Written task =
State how many lines in the entries below contain "when". Write nothing but the number.

— START Data to use —

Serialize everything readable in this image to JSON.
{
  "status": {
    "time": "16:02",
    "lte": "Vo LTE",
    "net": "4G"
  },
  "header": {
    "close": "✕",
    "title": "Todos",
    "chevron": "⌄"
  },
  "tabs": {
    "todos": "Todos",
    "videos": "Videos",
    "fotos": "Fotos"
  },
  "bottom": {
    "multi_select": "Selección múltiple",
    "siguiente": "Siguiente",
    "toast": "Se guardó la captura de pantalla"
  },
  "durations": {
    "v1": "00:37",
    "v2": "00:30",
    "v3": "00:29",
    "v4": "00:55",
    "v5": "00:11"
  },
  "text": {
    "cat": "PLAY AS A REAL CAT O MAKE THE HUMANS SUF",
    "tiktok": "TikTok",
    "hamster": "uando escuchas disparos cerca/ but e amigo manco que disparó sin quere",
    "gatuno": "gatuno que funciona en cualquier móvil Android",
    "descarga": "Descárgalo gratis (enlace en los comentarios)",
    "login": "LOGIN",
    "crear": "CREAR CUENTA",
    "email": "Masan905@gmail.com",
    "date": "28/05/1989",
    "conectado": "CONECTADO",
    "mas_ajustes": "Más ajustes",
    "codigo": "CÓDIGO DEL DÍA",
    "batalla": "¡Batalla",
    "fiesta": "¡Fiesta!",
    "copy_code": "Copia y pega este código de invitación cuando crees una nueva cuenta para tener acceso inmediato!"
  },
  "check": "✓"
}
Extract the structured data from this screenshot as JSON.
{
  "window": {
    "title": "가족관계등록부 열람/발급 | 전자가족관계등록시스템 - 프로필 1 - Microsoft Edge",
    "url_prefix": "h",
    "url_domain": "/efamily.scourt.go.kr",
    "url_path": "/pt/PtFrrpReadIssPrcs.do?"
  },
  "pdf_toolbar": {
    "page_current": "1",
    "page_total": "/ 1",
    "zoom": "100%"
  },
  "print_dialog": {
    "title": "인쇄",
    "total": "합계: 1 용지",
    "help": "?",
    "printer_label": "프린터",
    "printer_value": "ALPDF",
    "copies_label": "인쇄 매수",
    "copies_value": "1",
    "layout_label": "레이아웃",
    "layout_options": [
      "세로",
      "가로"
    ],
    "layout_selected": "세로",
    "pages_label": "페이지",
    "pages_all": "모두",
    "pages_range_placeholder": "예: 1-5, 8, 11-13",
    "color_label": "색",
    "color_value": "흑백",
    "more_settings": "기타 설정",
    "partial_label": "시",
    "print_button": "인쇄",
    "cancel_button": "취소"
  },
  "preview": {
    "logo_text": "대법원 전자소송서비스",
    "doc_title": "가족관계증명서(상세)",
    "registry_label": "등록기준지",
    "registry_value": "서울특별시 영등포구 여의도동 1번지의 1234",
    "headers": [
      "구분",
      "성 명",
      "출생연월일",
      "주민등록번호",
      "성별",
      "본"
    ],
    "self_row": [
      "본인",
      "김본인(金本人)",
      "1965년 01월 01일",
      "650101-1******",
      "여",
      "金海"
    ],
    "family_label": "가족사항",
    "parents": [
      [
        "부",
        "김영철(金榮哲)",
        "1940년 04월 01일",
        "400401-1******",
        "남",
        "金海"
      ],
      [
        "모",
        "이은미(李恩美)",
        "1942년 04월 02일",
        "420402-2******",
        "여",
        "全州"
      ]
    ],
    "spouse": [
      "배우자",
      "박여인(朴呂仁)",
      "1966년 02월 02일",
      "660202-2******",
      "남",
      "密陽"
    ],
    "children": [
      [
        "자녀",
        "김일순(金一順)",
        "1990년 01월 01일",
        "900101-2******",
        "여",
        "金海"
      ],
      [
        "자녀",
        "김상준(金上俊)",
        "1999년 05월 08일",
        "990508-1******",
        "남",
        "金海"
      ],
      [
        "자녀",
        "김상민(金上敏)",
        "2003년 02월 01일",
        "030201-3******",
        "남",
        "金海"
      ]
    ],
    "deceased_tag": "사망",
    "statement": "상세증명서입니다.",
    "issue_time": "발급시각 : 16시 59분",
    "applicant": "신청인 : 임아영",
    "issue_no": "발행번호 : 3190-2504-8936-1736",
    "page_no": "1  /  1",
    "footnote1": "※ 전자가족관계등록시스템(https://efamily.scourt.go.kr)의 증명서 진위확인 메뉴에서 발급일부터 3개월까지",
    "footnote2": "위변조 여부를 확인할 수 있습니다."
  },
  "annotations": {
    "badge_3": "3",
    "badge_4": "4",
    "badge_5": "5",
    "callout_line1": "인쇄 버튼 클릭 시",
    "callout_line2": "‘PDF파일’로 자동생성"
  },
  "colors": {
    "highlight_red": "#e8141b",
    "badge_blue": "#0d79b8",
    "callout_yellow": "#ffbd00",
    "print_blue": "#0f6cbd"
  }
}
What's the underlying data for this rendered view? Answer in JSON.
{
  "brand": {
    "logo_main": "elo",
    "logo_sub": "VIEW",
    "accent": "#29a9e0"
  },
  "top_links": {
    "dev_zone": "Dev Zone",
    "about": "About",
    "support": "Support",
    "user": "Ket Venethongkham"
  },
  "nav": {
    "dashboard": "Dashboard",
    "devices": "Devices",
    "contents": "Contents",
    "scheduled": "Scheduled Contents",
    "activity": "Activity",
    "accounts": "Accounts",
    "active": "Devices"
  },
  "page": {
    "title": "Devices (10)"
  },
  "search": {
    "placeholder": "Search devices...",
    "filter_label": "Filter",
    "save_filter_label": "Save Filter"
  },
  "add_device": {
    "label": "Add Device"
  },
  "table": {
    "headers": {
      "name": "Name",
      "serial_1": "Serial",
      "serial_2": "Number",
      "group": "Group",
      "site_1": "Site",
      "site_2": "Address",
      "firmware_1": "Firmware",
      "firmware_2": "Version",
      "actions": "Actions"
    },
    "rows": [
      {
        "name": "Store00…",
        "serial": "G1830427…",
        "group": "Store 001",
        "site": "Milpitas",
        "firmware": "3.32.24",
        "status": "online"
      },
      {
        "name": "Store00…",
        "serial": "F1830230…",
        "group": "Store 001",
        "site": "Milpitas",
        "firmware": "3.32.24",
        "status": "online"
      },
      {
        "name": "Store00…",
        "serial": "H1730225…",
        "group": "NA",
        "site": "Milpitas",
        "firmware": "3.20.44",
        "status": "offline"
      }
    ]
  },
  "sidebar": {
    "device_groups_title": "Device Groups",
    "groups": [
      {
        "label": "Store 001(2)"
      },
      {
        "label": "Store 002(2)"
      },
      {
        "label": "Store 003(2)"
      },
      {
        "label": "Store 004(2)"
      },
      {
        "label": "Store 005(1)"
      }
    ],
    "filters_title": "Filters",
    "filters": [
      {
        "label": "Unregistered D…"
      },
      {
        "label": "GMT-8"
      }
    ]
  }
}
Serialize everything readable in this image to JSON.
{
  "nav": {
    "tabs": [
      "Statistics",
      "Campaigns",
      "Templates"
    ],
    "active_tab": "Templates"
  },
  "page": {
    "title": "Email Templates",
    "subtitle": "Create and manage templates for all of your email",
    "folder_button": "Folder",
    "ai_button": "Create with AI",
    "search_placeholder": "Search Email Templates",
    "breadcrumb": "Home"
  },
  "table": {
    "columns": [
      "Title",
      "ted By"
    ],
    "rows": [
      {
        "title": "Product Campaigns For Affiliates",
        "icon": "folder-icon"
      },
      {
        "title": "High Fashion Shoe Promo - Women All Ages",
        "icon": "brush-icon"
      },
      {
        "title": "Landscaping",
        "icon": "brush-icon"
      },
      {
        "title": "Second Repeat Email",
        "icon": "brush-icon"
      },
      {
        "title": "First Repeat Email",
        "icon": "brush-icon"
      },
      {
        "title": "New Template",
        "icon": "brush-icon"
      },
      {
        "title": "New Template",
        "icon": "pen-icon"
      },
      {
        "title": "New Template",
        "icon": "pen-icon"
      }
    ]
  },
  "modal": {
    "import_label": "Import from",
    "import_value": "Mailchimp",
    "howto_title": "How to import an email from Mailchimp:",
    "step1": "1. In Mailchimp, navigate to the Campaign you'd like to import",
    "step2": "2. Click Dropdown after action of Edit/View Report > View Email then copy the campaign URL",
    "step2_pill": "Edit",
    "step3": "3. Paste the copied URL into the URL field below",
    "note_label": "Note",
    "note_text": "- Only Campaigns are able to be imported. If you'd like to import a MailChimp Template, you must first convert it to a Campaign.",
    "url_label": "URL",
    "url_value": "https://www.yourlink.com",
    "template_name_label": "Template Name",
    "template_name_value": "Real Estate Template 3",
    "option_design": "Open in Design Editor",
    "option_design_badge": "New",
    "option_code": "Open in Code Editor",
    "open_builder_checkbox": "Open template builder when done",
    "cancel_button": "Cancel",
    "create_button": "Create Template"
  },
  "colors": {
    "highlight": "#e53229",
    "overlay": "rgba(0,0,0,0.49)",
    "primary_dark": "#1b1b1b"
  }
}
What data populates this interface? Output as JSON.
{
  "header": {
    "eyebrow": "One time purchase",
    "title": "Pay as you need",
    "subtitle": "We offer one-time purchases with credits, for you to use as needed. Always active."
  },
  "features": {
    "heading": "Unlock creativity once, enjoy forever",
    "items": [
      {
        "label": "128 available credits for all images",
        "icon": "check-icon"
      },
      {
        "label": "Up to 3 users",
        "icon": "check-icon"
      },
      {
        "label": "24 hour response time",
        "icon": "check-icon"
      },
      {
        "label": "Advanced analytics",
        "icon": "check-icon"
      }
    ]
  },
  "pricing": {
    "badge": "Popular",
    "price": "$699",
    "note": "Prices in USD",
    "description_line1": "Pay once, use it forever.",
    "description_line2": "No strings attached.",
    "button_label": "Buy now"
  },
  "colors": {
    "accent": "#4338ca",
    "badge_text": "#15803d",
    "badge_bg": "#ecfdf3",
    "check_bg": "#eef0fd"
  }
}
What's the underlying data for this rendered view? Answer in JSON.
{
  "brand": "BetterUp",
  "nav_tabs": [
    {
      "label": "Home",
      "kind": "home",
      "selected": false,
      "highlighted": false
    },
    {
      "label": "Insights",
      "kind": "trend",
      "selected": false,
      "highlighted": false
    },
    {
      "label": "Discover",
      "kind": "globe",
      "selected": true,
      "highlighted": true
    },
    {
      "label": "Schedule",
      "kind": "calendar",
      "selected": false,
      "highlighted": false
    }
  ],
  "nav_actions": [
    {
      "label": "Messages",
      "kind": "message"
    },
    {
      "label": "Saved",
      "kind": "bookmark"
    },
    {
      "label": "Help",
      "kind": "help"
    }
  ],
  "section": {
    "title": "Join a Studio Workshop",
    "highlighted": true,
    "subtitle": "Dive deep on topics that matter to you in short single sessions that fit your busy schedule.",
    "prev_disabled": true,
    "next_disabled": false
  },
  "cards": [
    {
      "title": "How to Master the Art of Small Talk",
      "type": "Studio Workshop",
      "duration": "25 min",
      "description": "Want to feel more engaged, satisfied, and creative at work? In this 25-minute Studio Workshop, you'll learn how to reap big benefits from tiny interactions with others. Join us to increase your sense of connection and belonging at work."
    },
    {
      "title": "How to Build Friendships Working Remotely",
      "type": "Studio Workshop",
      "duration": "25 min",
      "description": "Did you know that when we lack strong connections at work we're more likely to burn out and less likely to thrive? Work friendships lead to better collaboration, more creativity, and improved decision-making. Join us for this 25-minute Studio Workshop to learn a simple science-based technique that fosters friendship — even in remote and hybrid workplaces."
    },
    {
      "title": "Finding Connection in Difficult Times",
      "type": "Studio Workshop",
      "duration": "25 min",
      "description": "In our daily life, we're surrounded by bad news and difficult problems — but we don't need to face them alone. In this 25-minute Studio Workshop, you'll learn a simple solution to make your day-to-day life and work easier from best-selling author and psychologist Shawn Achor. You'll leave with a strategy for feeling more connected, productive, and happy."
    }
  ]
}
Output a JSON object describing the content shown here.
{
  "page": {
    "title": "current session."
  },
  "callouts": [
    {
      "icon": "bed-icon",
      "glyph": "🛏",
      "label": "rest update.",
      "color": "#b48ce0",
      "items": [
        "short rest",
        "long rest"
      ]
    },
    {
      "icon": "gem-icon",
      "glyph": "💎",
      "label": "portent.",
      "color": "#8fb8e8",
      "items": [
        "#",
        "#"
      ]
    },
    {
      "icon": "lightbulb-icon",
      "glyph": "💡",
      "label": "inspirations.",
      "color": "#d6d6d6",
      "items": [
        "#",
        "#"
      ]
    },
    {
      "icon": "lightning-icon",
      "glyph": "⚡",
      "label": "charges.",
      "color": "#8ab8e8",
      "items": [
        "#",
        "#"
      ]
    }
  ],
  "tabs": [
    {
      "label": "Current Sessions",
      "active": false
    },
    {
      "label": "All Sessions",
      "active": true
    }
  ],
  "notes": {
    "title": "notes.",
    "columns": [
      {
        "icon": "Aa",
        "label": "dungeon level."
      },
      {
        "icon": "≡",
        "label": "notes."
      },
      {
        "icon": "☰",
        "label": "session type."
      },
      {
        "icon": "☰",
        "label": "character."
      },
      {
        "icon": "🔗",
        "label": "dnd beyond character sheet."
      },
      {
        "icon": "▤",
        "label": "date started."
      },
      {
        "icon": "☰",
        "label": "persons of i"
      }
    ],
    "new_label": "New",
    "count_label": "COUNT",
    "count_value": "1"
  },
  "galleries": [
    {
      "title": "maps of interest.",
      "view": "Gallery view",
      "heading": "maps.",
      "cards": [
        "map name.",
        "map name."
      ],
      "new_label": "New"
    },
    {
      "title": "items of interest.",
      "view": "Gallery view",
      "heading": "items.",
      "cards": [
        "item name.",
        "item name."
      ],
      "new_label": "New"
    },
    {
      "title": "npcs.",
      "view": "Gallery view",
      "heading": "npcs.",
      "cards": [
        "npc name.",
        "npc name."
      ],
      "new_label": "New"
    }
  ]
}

— END Data to use —

Output below =
2